:: Work to complete ::
Give nothing except the number of lines containing the word "using".

:: Extracted information ::
•••

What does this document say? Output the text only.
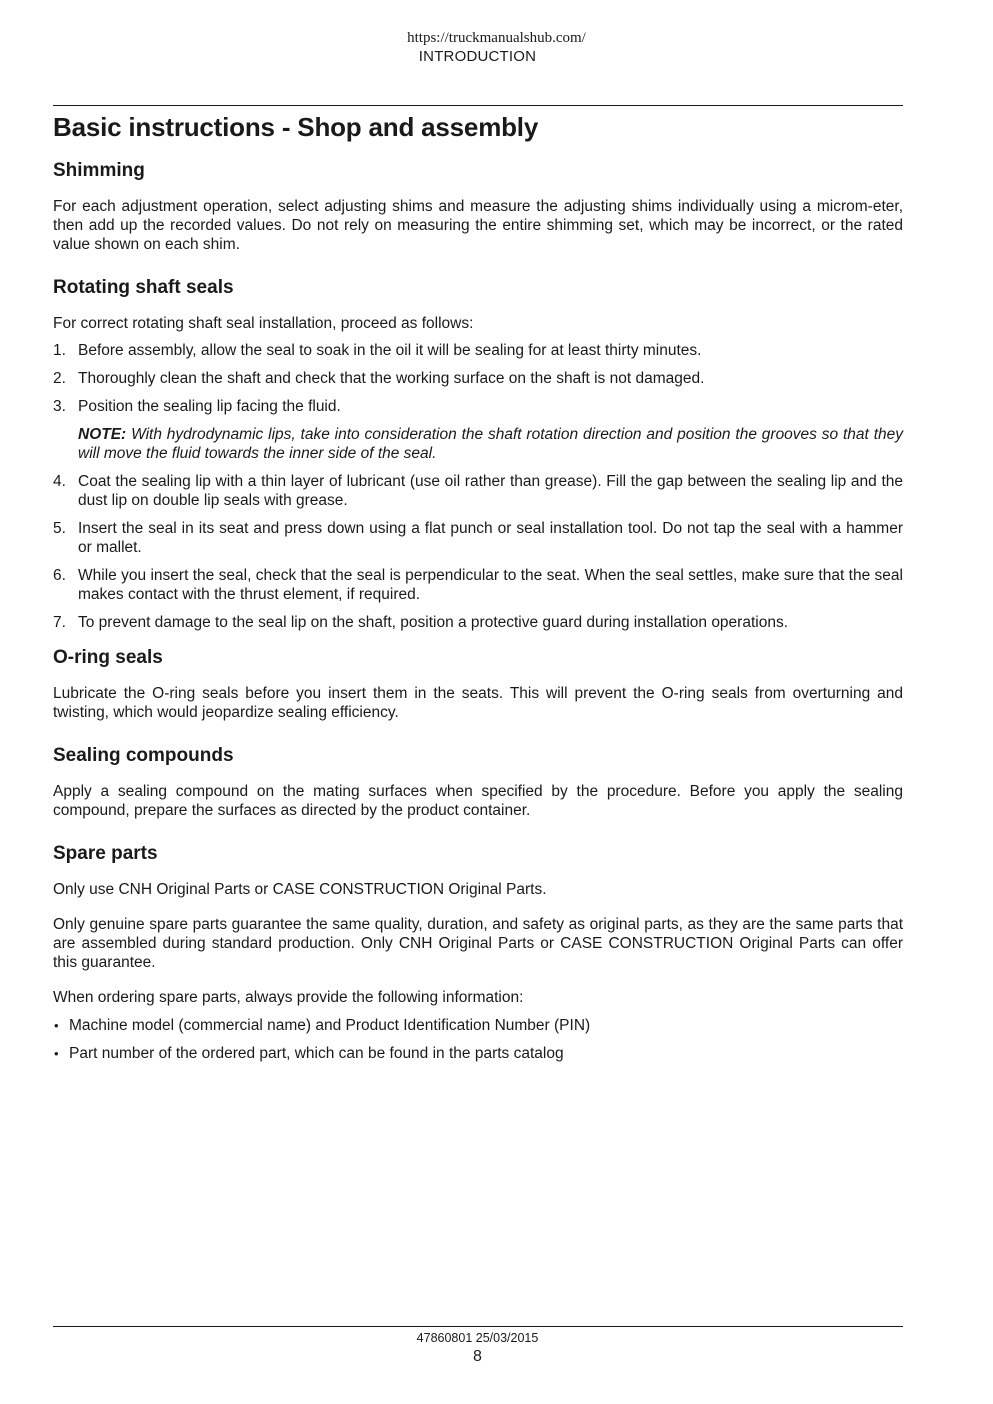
https://truckmanualshub.com/
INTRODUCTION
Basic instructions - Shop and assembly
Shimming

For each adjustment operation, select adjusting shims and measure the adjusting shims individually using a microm-eter, then add up the recorded values. Do not rely on measuring the entire shimming set, which may be incorrect, or the rated value shown on each shim.

Rotating shaft seals

For correct rotating shaft seal installation, proceed as follows:

1. Before assembly, allow the seal to soak in the oil it will be sealing for at least thirty minutes.
2. Thoroughly clean the shaft and check that the working surface on the shaft is not damaged.
3. Position the sealing lip facing the fluid.
NOTE: With hydrodynamic lips, take into consideration the shaft rotation direction and position the grooves so that they will move the fluid towards the inner side of the seal.
4. Coat the sealing lip with a thin layer of lubricant (use oil rather than grease). Fill the gap between the sealing lip and the dust lip on double lip seals with grease.
5. Insert the seal in its seat and press down using a flat punch or seal installation tool. Do not tap the seal with a hammer or mallet.
6. While you insert the seal, check that the seal is perpendicular to the seat. When the seal settles, make sure that the seal makes contact with the thrust element, if required.
7. To prevent damage to the seal lip on the shaft, position a protective guard during installation operations.
O-ring seals

Lubricate the O-ring seals before you insert them in the seats. This will prevent the O-ring seals from overturning and twisting, which would jeopardize sealing efficiency.

Sealing compounds

Apply a sealing compound on the mating surfaces when specified by the procedure. Before you apply the sealing compound, prepare the surfaces as directed by the product container.

Spare parts

Only use CNH Original Parts or CASE CONSTRUCTION Original Parts.

Only genuine spare parts guarantee the same quality, duration, and safety as original parts, as they are the same parts that are assembled during standard production. Only CNH Original Parts or CASE CONSTRUCTION Original Parts can offer this guarantee.

When ordering spare parts, always provide the following information:

• Machine model (commercial name) and Product Identification Number (PIN)
• Part number of the ordered part, which can be found in the parts catalog
47860801 25/03/2015
8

•••

:: Result below ::
2